Rows from a figure dataset:
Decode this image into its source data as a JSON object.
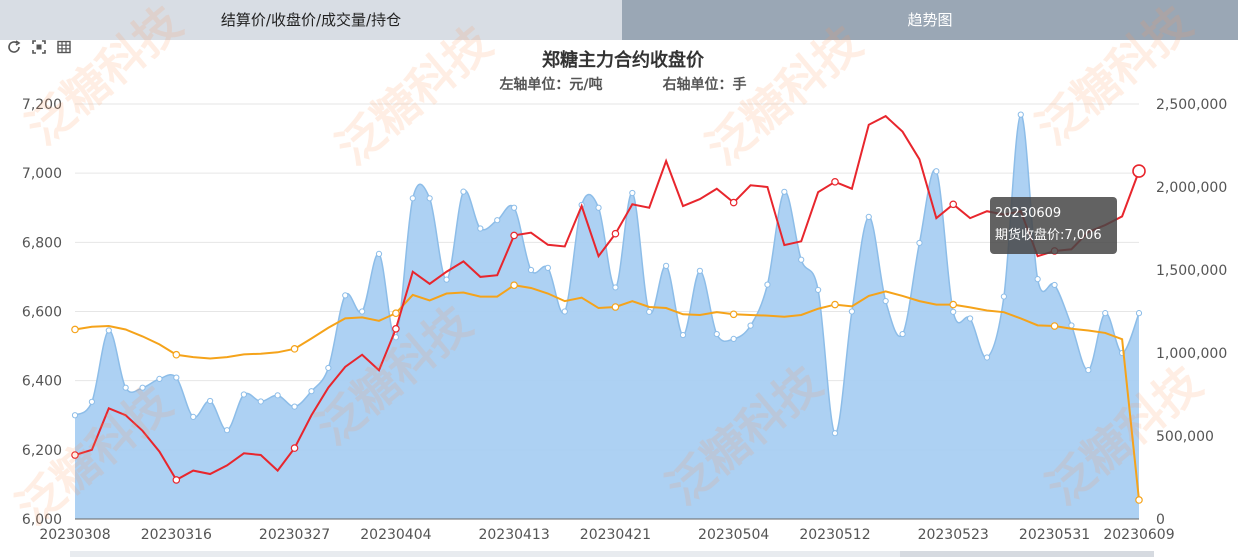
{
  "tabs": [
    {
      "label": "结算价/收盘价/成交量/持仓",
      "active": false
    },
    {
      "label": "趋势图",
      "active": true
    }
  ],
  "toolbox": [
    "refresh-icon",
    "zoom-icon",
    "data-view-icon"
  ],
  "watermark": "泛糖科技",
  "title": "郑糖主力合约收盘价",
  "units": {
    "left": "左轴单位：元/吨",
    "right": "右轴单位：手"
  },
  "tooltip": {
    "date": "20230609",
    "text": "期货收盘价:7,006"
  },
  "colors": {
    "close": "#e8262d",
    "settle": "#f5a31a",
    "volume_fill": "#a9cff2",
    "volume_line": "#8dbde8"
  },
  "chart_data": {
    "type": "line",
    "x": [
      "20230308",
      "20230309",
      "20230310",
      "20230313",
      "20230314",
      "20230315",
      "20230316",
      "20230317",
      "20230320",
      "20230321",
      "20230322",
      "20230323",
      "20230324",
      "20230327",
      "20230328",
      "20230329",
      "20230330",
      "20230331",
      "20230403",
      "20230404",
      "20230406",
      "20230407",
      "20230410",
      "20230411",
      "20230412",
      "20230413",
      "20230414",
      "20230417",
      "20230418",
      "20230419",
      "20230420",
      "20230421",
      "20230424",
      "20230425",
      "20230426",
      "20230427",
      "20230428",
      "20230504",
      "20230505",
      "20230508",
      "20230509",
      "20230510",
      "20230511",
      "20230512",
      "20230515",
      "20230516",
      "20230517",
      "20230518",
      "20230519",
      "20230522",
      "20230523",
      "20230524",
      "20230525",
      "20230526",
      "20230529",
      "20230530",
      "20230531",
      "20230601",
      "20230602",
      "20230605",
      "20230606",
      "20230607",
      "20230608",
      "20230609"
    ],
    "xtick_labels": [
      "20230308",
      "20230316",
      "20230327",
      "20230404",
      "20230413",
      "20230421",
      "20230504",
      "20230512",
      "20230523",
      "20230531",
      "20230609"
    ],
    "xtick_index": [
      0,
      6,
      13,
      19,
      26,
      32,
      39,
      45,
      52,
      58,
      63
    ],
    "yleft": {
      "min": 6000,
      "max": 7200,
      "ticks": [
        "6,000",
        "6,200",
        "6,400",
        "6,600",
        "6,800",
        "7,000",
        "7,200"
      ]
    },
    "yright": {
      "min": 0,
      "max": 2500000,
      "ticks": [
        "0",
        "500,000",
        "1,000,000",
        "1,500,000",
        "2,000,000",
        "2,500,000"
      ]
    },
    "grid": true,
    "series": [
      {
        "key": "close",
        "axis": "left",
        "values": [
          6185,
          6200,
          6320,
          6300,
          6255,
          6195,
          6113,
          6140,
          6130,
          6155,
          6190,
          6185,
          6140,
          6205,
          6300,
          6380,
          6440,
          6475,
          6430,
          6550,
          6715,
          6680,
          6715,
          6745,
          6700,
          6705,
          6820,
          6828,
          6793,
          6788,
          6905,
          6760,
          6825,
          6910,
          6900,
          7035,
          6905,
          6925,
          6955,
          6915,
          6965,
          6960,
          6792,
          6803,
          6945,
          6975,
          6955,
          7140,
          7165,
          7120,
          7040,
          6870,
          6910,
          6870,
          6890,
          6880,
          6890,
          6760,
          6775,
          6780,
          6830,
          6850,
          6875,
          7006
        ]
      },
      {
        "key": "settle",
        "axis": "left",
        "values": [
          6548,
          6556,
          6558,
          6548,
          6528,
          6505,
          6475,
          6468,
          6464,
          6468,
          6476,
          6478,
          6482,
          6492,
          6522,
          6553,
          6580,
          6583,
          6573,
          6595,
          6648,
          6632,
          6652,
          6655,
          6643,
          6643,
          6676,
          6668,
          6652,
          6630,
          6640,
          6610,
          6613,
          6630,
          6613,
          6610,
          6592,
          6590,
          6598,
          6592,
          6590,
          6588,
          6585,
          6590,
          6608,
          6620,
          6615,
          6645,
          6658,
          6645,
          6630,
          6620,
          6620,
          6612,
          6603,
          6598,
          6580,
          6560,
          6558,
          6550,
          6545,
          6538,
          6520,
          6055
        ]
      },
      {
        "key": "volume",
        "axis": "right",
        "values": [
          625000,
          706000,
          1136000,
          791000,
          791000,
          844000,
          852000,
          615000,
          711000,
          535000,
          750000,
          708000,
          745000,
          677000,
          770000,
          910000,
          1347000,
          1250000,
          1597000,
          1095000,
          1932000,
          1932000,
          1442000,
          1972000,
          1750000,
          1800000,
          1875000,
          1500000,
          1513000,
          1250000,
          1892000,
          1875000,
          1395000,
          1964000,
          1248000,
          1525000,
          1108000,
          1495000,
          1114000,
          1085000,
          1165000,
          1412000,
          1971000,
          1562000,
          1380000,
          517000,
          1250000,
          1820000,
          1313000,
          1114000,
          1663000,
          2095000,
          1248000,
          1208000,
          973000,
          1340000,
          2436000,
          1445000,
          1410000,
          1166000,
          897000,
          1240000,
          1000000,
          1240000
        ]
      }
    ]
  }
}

== Goal of the exercise ==
Output the data above without changes, apart from leaving out the pictures.

== Completed task ==
Decode this image into its source data as a JSON object.
{
  "tabs": [
    {
      "label": "结算价/收盘价/成交量/持仓",
      "active": false
    },
    {
      "label": "趋势图",
      "active": true
    }
  ],
  "toolbox": [
    "refresh-icon",
    "zoom-icon",
    "data-view-icon"
  ],
  "watermark": "泛糖科技",
  "title": "郑糖主力合约收盘价",
  "units": {
    "left": "左轴单位：元/吨",
    "right": "右轴单位：手"
  },
  "tooltip": {
    "date": "20230609",
    "text": "期货收盘价:7,006"
  },
  "colors": {
    "close": "#e8262d",
    "settle": "#f5a31a",
    "volume_fill": "#a9cff2",
    "volume_line": "#8dbde8"
  },
  "chart_data": {
    "type": "line",
    "x": [
      "20230308",
      "20230309",
      "20230310",
      "20230313",
      "20230314",
      "20230315",
      "20230316",
      "20230317",
      "20230320",
      "20230321",
      "20230322",
      "20230323",
      "20230324",
      "20230327",
      "20230328",
      "20230329",
      "20230330",
      "20230331",
      "20230403",
      "20230404",
      "20230406",
      "20230407",
      "20230410",
      "20230411",
      "20230412",
      "20230413",
      "20230414",
      "20230417",
      "20230418",
      "20230419",
      "20230420",
      "20230421",
      "20230424",
      "20230425",
      "20230426",
      "20230427",
      "20230428",
      "20230504",
      "20230505",
      "20230508",
      "20230509",
      "20230510",
      "20230511",
      "20230512",
      "20230515",
      "20230516",
      "20230517",
      "20230518",
      "20230519",
      "20230522",
      "20230523",
      "20230524",
      "20230525",
      "20230526",
      "20230529",
      "20230530",
      "20230531",
      "20230601",
      "20230602",
      "20230605",
      "20230606",
      "20230607",
      "20230608",
      "20230609"
    ],
    "xtick_labels": [
      "20230308",
      "20230316",
      "20230327",
      "20230404",
      "20230413",
      "20230421",
      "20230504",
      "20230512",
      "20230523",
      "20230531",
      "20230609"
    ],
    "xtick_index": [
      0,
      6,
      13,
      19,
      26,
      32,
      39,
      45,
      52,
      58,
      63
    ],
    "yleft": {
      "min": 6000,
      "max": 7200,
      "ticks": [
        "6,000",
        "6,200",
        "6,400",
        "6,600",
        "6,800",
        "7,000",
        "7,200"
      ]
    },
    "yright": {
      "min": 0,
      "max": 2500000,
      "ticks": [
        "0",
        "500,000",
        "1,000,000",
        "1,500,000",
        "2,000,000",
        "2,500,000"
      ]
    },
    "grid": true,
    "series": [
      {
        "key": "close",
        "axis": "left",
        "values": [
          6185,
          6200,
          6320,
          6300,
          6255,
          6195,
          6113,
          6140,
          6130,
          6155,
          6190,
          6185,
          6140,
          6205,
          6300,
          6380,
          6440,
          6475,
          6430,
          6550,
          6715,
          6680,
          6715,
          6745,
          6700,
          6705,
          6820,
          6828,
          6793,
          6788,
          6905,
          6760,
          6825,
          6910,
          6900,
          7035,
          6905,
          6925,
          6955,
          6915,
          6965,
          6960,
          6792,
          6803,
          6945,
          6975,
          6955,
          7140,
          7165,
          7120,
          7040,
          6870,
          6910,
          6870,
          6890,
          6880,
          6890,
          6760,
          6775,
          6780,
          6830,
          6850,
          6875,
          7006
        ]
      },
      {
        "key": "settle",
        "axis": "left",
        "values": [
          6548,
          6556,
          6558,
          6548,
          6528,
          6505,
          6475,
          6468,
          6464,
          6468,
          6476,
          6478,
          6482,
          6492,
          6522,
          6553,
          6580,
          6583,
          6573,
          6595,
          6648,
          6632,
          6652,
          6655,
          6643,
          6643,
          6676,
          6668,
          6652,
          6630,
          6640,
          6610,
          6613,
          6630,
          6613,
          6610,
          6592,
          6590,
          6598,
          6592,
          6590,
          6588,
          6585,
          6590,
          6608,
          6620,
          6615,
          6645,
          6658,
          6645,
          6630,
          6620,
          6620,
          6612,
          6603,
          6598,
          6580,
          6560,
          6558,
          6550,
          6545,
          6538,
          6520,
          6055
        ]
      },
      {
        "key": "volume",
        "axis": "right",
        "values": [
          625000,
          706000,
          1136000,
          791000,
          791000,
          844000,
          852000,
          615000,
          711000,
          535000,
          750000,
          708000,
          745000,
          677000,
          770000,
          910000,
          1347000,
          1250000,
          1597000,
          1095000,
          1932000,
          1932000,
          1442000,
          1972000,
          1750000,
          1800000,
          1875000,
          1500000,
          1513000,
          1250000,
          1892000,
          1875000,
          1395000,
          1964000,
          1248000,
          1525000,
          1108000,
          1495000,
          1114000,
          1085000,
          1165000,
          1412000,
          1971000,
          1562000,
          1380000,
          517000,
          1250000,
          1820000,
          1313000,
          1114000,
          1663000,
          2095000,
          1248000,
          1208000,
          973000,
          1340000,
          2436000,
          1445000,
          1410000,
          1166000,
          897000,
          1240000,
          1000000,
          1240000
        ]
      }
    ]
  }
}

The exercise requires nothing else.